Gather from the material every line that contains the string "label".

* Start *

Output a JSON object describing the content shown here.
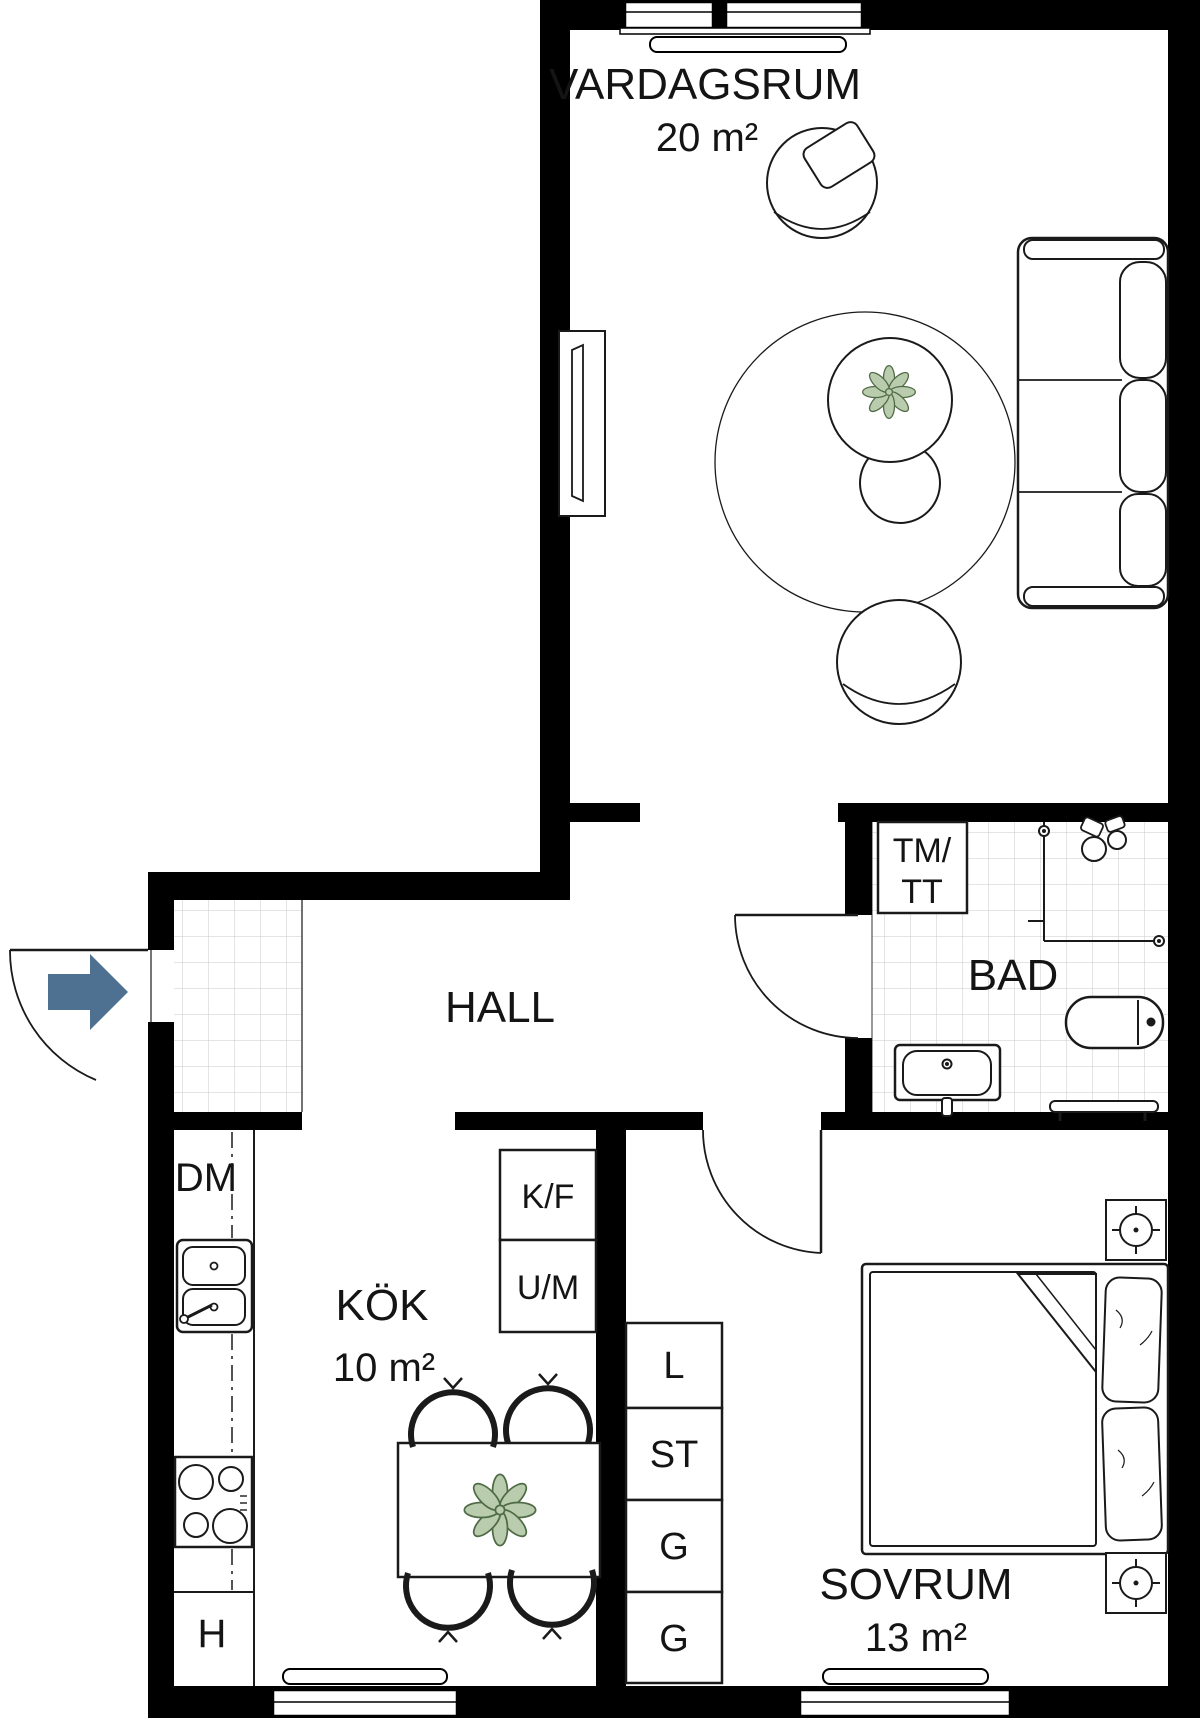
{
  "rooms": {
    "vardagsrum": {
      "label": "VARDAGSRUM",
      "area": "20 m²"
    },
    "hall": {
      "label": "HALL"
    },
    "bad": {
      "label": "BAD"
    },
    "kok": {
      "label": "KÖK",
      "area": "10 m²"
    },
    "sovrum": {
      "label": "SOVRUM",
      "area": "13 m²"
    }
  },
  "appliances": {
    "dishwasher": "DM",
    "fridge_freezer": "K/F",
    "oven_microwave": "U/M",
    "washer_line1": "TM/",
    "washer_line2": "TT",
    "hatch": "H"
  },
  "closets": [
    "L",
    "ST",
    "G",
    "G"
  ],
  "colors": {
    "wall": "#000000",
    "entry_arrow": "#4e7191",
    "plant_fill": "#b9ccae",
    "plant_stroke": "#4f6b45",
    "tile_line": "#c9c9c9"
  }
}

* End *

_PROBLEM SOLUTION_.
      "label": "VARDAGSRUM",
      "label": "HALL"
      "label": "BAD"
      "label": "KÖK",
      "label": "SOVRUM",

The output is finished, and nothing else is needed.